■ TASK DESCRIPTION: Locate every line in the records below that contains the word "TPMS", and copy each one.

Dataset items
======

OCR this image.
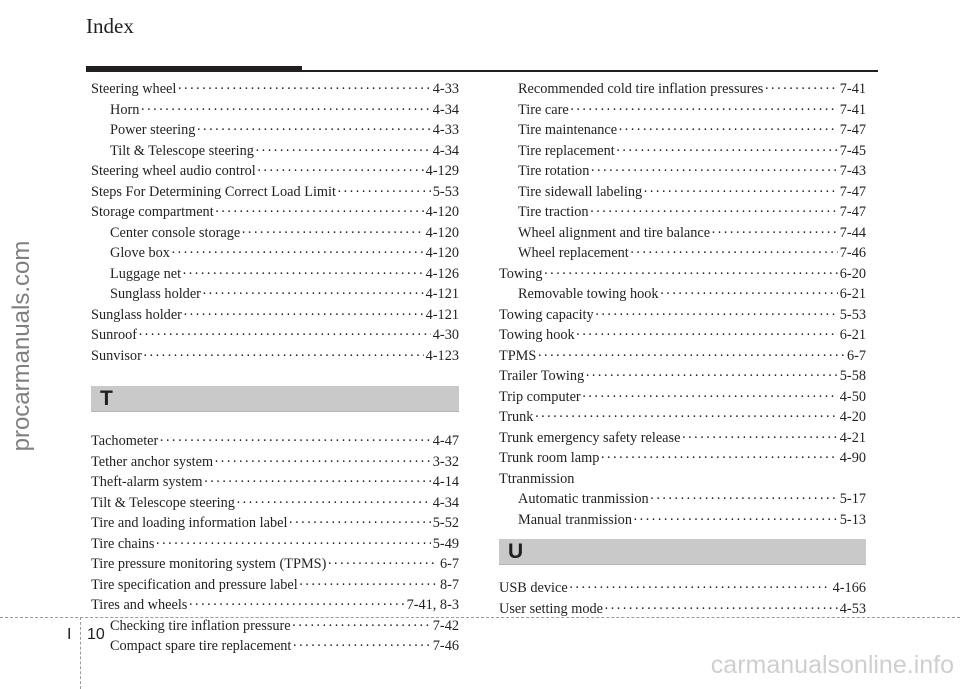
Index
Steering wheel ·····	4-33
Horn ·····	4-34
Power steering ·····	4-33
Tilt & Telescope steering ·····	4-34
Steering wheel audio control ·····	4-129
Steps For Determining Correct Load Limit ·····	5-53
Storage compartment ·····	4-120
Center console storage ·····	4-120
Glove box ·····	4-120
Luggage net ·····	4-126
Sunglass holder ·····	4-121
Sunglass holder ·····	4-121
Sunroof ·····	4-30
Sunvisor ·····	4-123
T
Tachometer ·····	4-47
Tether anchor system ·····	3-32
Theft-alarm system ·····	4-14
Tilt & Telescope steering ·····	4-34
Tire and loading information label ·····	5-52
Tire chains ·····	5-49
Tire pressure monitoring system (TPMS) ·····	6-7
Tire specification and pressure label ·····	8-7
Tires and wheels ·····	7-41, 8-3
Checking tire inflation pressure ·····	7-42
Compact spare tire replacement ·····	7-46
Recommended cold tire inflation pressures ·····	7-41
Tire care ·····	7-41
Tire maintenance ·····	7-47
Tire replacement ·····	7-45
Tire rotation ·····	7-43
Tire sidewall labeling ·····	7-47
Tire traction ·····	7-47
Wheel alignment and tire balance ·····	7-44
Wheel replacement ·····	7-46
Towing ·····	6-20
Removable towing hook ·····	6-21
Towing capacity ·····	5-53
Towing hook ·····	6-21
TPMS ·····	6-7
Trailer Towing ·····	5-58
Trip computer ·····	4-50
Trunk ·····	4-20
Trunk emergency safety release ·····	4-21
Trunk room lamp ·····	4-90
Ttranmission
Automatic tranmission ·····	5-17
Manual tranmission ·····	5-13
U
USB device ·····	4-166
User setting mode ·····	4-53
I 10
procarmanuals.com
carmanualsonline.info
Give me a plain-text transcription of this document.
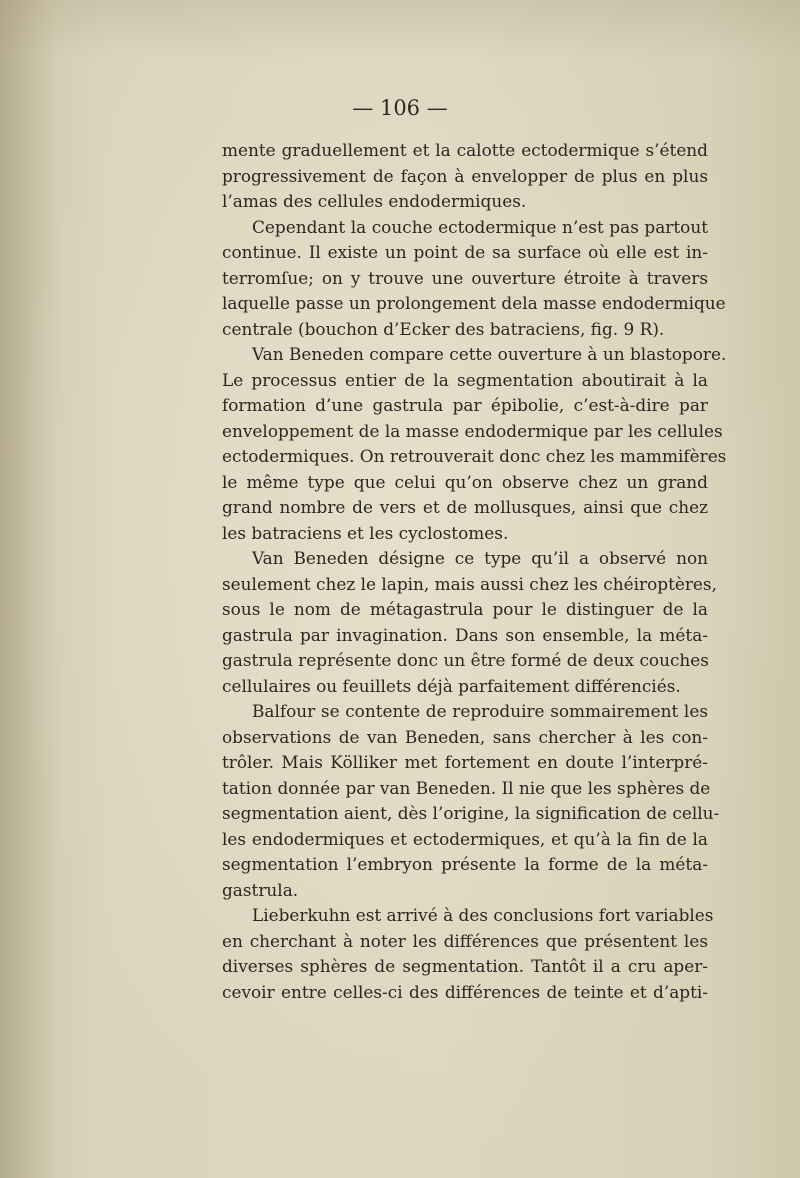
— 106 —
mente graduellement et la calotte ectodermique s’étend
progressivement de façon à envelopper de plus en plus
l’amas des cellules endodermiques.
Cependant la couche ectodermique n’est pas partout
continue. Il existe un point de sa surface où elle est in-
terromſue; on y trouve une ouverture étroite à travers
laquelle passe un prolongement dela masse endodermique
centrale (bouchon d’Ecker des batraciens, fig. 9 R).
Van Beneden compare cette ouverture à un blastopore.
Le processus entier de la segmentation aboutirait à la
formation d’une gastrula par épibolie, c’est-à-dire par
enveloppement de la masse endodermique par les cellules
ectodermiques. On retrouverait donc chez les mammifères
le même type que celui qu’on observe chez un grand
grand nombre de vers et de mollusques, ainsi que chez
les batraciens et les cyclostomes.
Van Beneden désigne ce type qu’il a observé non
seulement chez le lapin, mais aussi chez les chéiroptères,
sous le nom de métagastrula pour le distinguer de la
gastrula par invagination. Dans son ensemble, la méta-
gastrula représente donc un être formé de deux couches
cellulaires ou feuillets déjà parfaitement différenciés.
Balfour se contente de reproduire sommairement les
observations de van Beneden, sans chercher à les con-
trôler. Mais Kölliker met fortement en doute l’interpré-
tation donnée par van Beneden. Il nie que les sphères de
segmentation aient, dès l’origine, la signification de cellu-
les endodermiques et ectodermiques, et qu’à la fin de la
segmentation l’embryon présente la forme de la méta-
gastrula.
Lieberkuhn est arrivé à des conclusions fort variables
en cherchant à noter les différences que présentent les
diverses sphères de segmentation. Tantôt il a cru aper-
cevoir entre celles-ci des différences de teinte et d’apti-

======

■ WORKED ANSWER:
Tire pressure monitoring system (TPMS) ·····	6-7
TPMS ·····	6-7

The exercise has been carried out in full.